WHAT YOU WILL DO:
Select all lines with the string "image" in them, and copy those lines.
** start of DATASET RECORDS **
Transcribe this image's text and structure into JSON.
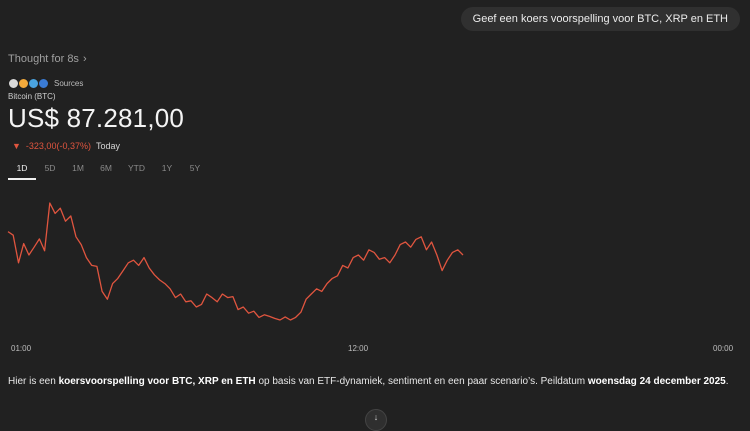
{
  "user_message": "Geef een koers voorspelling voor BTC, XRP en ETH",
  "thought": {
    "label": "Thought for 8s",
    "chevron": "›"
  },
  "sources": {
    "label": "Sources",
    "icons": [
      "source-icon-1",
      "source-icon-2",
      "source-icon-3",
      "source-icon-4"
    ]
  },
  "asset": {
    "name": "Bitcoin (BTC)",
    "price": "US$ 87.281,00",
    "change_arrow": "▼",
    "change": "-323,00(-0,37%)",
    "change_period": "Today"
  },
  "tabs": [
    {
      "label": "1D",
      "active": true
    },
    {
      "label": "5D",
      "active": false
    },
    {
      "label": "1M",
      "active": false
    },
    {
      "label": "6M",
      "active": false
    },
    {
      "label": "YTD",
      "active": false
    },
    {
      "label": "1Y",
      "active": false
    },
    {
      "label": "5Y",
      "active": false
    }
  ],
  "chart_data": {
    "type": "line",
    "title": "",
    "x_ticks": [
      "01:00",
      "12:00",
      "00:00"
    ],
    "color": "#e0553f",
    "values": [
      88150,
      88080,
      87550,
      87920,
      87700,
      87850,
      88010,
      87780,
      88700,
      88500,
      88600,
      88350,
      88450,
      88050,
      87900,
      87650,
      87500,
      87480,
      87000,
      86850,
      87150,
      87250,
      87400,
      87550,
      87600,
      87500,
      87650,
      87450,
      87320,
      87220,
      87150,
      87050,
      86880,
      86950,
      86800,
      86820,
      86700,
      86750,
      86950,
      86880,
      86800,
      86950,
      86880,
      86900,
      86650,
      86700,
      86580,
      86620,
      86500,
      86550,
      86520,
      86480,
      86450,
      86510,
      86450,
      86500,
      86600,
      86850,
      86950,
      87050,
      87000,
      87150,
      87250,
      87300,
      87500,
      87450,
      87650,
      87700,
      87600,
      87800,
      87750,
      87620,
      87650,
      87550,
      87700,
      87900,
      87950,
      87850,
      88000,
      88050,
      87800,
      87950,
      87700,
      87400,
      87600,
      87750,
      87800,
      87700
    ]
  },
  "paragraph": {
    "p1": "Hier is een ",
    "b1": "koersvoorspelling voor BTC, XRP en ETH",
    "p2": " op basis van ETF-dynamiek, sentiment en een paar scenario’s. Peildatum ",
    "b2": "woensdag 24 december 2025",
    "p3": "."
  },
  "scroll_icon": "↓"
}
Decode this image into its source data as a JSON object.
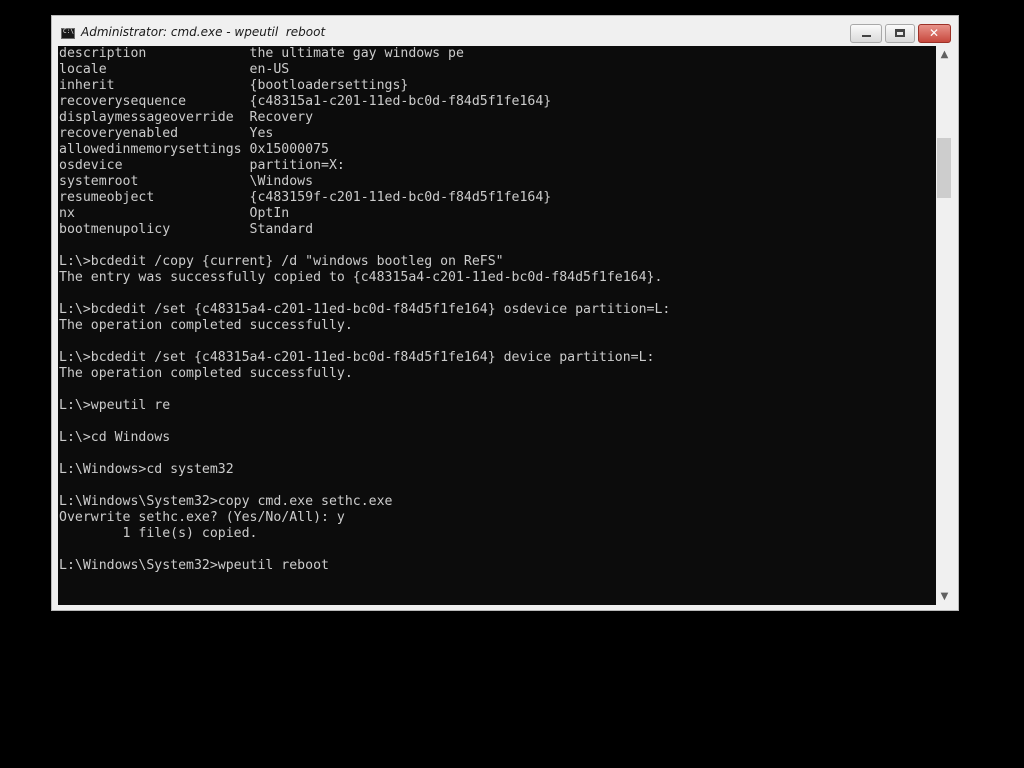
** end of DATASET RECORDS **
TASK ANSWER:
Transcribe this image's text and structure into JSON.
Decode this image into its source data as a JSON object.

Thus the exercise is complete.